■ **Data listing**:
----------

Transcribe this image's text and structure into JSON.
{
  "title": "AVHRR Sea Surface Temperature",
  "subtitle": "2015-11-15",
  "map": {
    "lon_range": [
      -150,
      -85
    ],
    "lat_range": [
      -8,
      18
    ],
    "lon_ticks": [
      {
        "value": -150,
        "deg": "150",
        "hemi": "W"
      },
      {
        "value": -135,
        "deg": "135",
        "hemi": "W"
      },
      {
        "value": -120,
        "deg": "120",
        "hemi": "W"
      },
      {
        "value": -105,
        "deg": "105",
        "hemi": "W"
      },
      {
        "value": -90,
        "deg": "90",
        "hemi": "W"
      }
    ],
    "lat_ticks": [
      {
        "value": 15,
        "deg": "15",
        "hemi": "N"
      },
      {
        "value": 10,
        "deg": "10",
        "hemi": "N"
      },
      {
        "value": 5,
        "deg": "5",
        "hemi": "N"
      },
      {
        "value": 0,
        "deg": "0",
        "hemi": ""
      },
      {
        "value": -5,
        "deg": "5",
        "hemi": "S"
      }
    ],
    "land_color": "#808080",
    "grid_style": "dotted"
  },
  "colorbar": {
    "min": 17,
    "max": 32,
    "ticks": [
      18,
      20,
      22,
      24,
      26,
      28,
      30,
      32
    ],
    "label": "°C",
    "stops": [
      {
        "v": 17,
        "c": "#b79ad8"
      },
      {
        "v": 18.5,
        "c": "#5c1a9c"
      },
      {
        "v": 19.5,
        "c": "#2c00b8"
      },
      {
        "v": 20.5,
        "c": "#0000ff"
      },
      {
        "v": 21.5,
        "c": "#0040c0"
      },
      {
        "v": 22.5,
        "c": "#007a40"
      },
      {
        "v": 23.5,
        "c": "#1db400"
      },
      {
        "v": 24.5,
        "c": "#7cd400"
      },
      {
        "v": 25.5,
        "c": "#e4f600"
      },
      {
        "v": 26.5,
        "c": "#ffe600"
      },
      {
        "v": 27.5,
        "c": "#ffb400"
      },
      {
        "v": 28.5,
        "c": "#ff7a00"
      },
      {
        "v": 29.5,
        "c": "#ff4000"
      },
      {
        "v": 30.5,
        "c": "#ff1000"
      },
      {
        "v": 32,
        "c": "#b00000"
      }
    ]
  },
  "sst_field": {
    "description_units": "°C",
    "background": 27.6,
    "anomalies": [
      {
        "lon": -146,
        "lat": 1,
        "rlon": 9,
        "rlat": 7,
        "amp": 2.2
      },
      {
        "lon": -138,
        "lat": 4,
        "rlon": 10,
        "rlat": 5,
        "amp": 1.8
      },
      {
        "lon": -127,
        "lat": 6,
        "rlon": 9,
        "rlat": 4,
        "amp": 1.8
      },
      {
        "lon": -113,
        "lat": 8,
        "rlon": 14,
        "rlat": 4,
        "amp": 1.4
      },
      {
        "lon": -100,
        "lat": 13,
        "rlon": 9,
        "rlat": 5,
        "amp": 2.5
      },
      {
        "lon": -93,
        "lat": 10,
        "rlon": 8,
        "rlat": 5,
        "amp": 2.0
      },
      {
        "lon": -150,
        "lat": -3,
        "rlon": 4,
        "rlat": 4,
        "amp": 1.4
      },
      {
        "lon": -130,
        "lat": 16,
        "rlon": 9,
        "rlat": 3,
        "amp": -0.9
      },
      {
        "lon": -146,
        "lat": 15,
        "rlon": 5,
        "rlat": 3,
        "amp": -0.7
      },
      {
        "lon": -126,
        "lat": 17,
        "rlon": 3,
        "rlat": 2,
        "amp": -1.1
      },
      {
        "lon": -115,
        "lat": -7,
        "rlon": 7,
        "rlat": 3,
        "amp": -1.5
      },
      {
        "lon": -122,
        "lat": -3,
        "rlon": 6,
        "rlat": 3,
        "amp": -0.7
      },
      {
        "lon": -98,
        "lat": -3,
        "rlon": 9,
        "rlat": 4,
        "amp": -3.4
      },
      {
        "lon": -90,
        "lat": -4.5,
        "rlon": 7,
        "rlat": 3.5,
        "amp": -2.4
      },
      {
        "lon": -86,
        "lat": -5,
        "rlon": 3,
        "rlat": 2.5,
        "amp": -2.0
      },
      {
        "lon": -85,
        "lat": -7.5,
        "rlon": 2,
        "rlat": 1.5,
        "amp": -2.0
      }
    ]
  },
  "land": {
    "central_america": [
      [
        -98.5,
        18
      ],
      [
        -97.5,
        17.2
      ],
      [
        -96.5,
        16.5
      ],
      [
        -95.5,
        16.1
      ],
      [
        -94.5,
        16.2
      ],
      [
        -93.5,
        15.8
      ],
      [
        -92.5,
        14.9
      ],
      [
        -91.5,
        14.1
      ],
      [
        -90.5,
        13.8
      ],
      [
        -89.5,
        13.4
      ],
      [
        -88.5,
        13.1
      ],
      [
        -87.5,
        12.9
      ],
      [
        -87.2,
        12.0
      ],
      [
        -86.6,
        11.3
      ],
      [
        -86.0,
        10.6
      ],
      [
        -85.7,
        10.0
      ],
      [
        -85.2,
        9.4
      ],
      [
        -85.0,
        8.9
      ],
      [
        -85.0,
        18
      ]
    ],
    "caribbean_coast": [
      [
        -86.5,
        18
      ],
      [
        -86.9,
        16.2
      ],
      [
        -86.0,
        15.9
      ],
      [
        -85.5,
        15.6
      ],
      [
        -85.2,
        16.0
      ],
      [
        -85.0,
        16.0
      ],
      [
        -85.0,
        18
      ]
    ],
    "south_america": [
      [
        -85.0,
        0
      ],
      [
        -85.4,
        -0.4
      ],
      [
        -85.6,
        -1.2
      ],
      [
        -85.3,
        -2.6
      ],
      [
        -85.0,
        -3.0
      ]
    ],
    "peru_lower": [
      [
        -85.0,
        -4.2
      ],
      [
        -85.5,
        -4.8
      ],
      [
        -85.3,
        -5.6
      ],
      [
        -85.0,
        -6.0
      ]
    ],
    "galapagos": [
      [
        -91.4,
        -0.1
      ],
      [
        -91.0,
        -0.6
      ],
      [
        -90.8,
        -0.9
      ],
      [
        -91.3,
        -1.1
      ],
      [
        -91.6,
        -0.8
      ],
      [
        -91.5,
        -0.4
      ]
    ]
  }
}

----------

Copy the data above exactly. Every line must be included.

Transcribe this image's text and structure into JSON.
{
  "title": "AVHRR Sea Surface Temperature",
  "subtitle": "2015-11-15",
  "map": {
    "lon_range": [
      -150,
      -85
    ],
    "lat_range": [
      -8,
      18
    ],
    "lon_ticks": [
      {
        "value": -150,
        "deg": "150",
        "hemi": "W"
      },
      {
        "value": -135,
        "deg": "135",
        "hemi": "W"
      },
      {
        "value": -120,
        "deg": "120",
        "hemi": "W"
      },
      {
        "value": -105,
        "deg": "105",
        "hemi": "W"
      },
      {
        "value": -90,
        "deg": "90",
        "hemi": "W"
      }
    ],
    "lat_ticks": [
      {
        "value": 15,
        "deg": "15",
        "hemi": "N"
      },
      {
        "value": 10,
        "deg": "10",
        "hemi": "N"
      },
      {
        "value": 5,
        "deg": "5",
        "hemi": "N"
      },
      {
        "value": 0,
        "deg": "0",
        "hemi": ""
      },
      {
        "value": -5,
        "deg": "5",
        "hemi": "S"
      }
    ],
    "land_color": "#808080",
    "grid_style": "dotted"
  },
  "colorbar": {
    "min": 17,
    "max": 32,
    "ticks": [
      18,
      20,
      22,
      24,
      26,
      28,
      30,
      32
    ],
    "label": "°C",
    "stops": [
      {
        "v": 17,
        "c": "#b79ad8"
      },
      {
        "v": 18.5,
        "c": "#5c1a9c"
      },
      {
        "v": 19.5,
        "c": "#2c00b8"
      },
      {
        "v": 20.5,
        "c": "#0000ff"
      },
      {
        "v": 21.5,
        "c": "#0040c0"
      },
      {
        "v": 22.5,
        "c": "#007a40"
      },
      {
        "v": 23.5,
        "c": "#1db400"
      },
      {
        "v": 24.5,
        "c": "#7cd400"
      },
      {
        "v": 25.5,
        "c": "#e4f600"
      },
      {
        "v": 26.5,
        "c": "#ffe600"
      },
      {
        "v": 27.5,
        "c": "#ffb400"
      },
      {
        "v": 28.5,
        "c": "#ff7a00"
      },
      {
        "v": 29.5,
        "c": "#ff4000"
      },
      {
        "v": 30.5,
        "c": "#ff1000"
      },
      {
        "v": 32,
        "c": "#b00000"
      }
    ]
  },
  "sst_field": {
    "description_units": "°C",
    "background": 27.6,
    "anomalies": [
      {
        "lon": -146,
        "lat": 1,
        "rlon": 9,
        "rlat": 7,
        "amp": 2.2
      },
      {
        "lon": -138,
        "lat": 4,
        "rlon": 10,
        "rlat": 5,
        "amp": 1.8
      },
      {
        "lon": -127,
        "lat": 6,
        "rlon": 9,
        "rlat": 4,
        "amp": 1.8
      },
      {
        "lon": -113,
        "lat": 8,
        "rlon": 14,
        "rlat": 4,
        "amp": 1.4
      },
      {
        "lon": -100,
        "lat": 13,
        "rlon": 9,
        "rlat": 5,
        "amp": 2.5
      },
      {
        "lon": -93,
        "lat": 10,
        "rlon": 8,
        "rlat": 5,
        "amp": 2.0
      },
      {
        "lon": -150,
        "lat": -3,
        "rlon": 4,
        "rlat": 4,
        "amp": 1.4
      },
      {
        "lon": -130,
        "lat": 16,
        "rlon": 9,
        "rlat": 3,
        "amp": -0.9
      },
      {
        "lon": -146,
        "lat": 15,
        "rlon": 5,
        "rlat": 3,
        "amp": -0.7
      },
      {
        "lon": -126,
        "lat": 17,
        "rlon": 3,
        "rlat": 2,
        "amp": -1.1
      },
      {
        "lon": -115,
        "lat": -7,
        "rlon": 7,
        "rlat": 3,
        "amp": -1.5
      },
      {
        "lon": -122,
        "lat": -3,
        "rlon": 6,
        "rlat": 3,
        "amp": -0.7
      },
      {
        "lon": -98,
        "lat": -3,
        "rlon": 9,
        "rlat": 4,
        "amp": -3.4
      },
      {
        "lon": -90,
        "lat": -4.5,
        "rlon": 7,
        "rlat": 3.5,
        "amp": -2.4
      },
      {
        "lon": -86,
        "lat": -5,
        "rlon": 3,
        "rlat": 2.5,
        "amp": -2.0
      },
      {
        "lon": -85,
        "lat": -7.5,
        "rlon": 2,
        "rlat": 1.5,
        "amp": -2.0
      }
    ]
  },
  "land": {
    "central_america": [
      [
        -98.5,
        18
      ],
      [
        -97.5,
        17.2
      ],
      [
        -96.5,
        16.5
      ],
      [
        -95.5,
        16.1
      ],
      [
        -94.5,
        16.2
      ],
      [
        -93.5,
        15.8
      ],
      [
        -92.5,
        14.9
      ],
      [
        -91.5,
        14.1
      ],
      [
        -90.5,
        13.8
      ],
      [
        -89.5,
        13.4
      ],
      [
        -88.5,
        13.1
      ],
      [
        -87.5,
        12.9
      ],
      [
        -87.2,
        12.0
      ],
      [
        -86.6,
        11.3
      ],
      [
        -86.0,
        10.6
      ],
      [
        -85.7,
        10.0
      ],
      [
        -85.2,
        9.4
      ],
      [
        -85.0,
        8.9
      ],
      [
        -85.0,
        18
      ]
    ],
    "caribbean_coast": [
      [
        -86.5,
        18
      ],
      [
        -86.9,
        16.2
      ],
      [
        -86.0,
        15.9
      ],
      [
        -85.5,
        15.6
      ],
      [
        -85.2,
        16.0
      ],
      [
        -85.0,
        16.0
      ],
      [
        -85.0,
        18
      ]
    ],
    "south_america": [
      [
        -85.0,
        0
      ],
      [
        -85.4,
        -0.4
      ],
      [
        -85.6,
        -1.2
      ],
      [
        -85.3,
        -2.6
      ],
      [
        -85.0,
        -3.0
      ]
    ],
    "peru_lower": [
      [
        -85.0,
        -4.2
      ],
      [
        -85.5,
        -4.8
      ],
      [
        -85.3,
        -5.6
      ],
      [
        -85.0,
        -6.0
      ]
    ],
    "galapagos": [
      [
        -91.4,
        -0.1
      ],
      [
        -91.0,
        -0.6
      ],
      [
        -90.8,
        -0.9
      ],
      [
        -91.3,
        -1.1
      ],
      [
        -91.6,
        -0.8
      ],
      [
        -91.5,
        -0.4
      ]
    ]
  }
}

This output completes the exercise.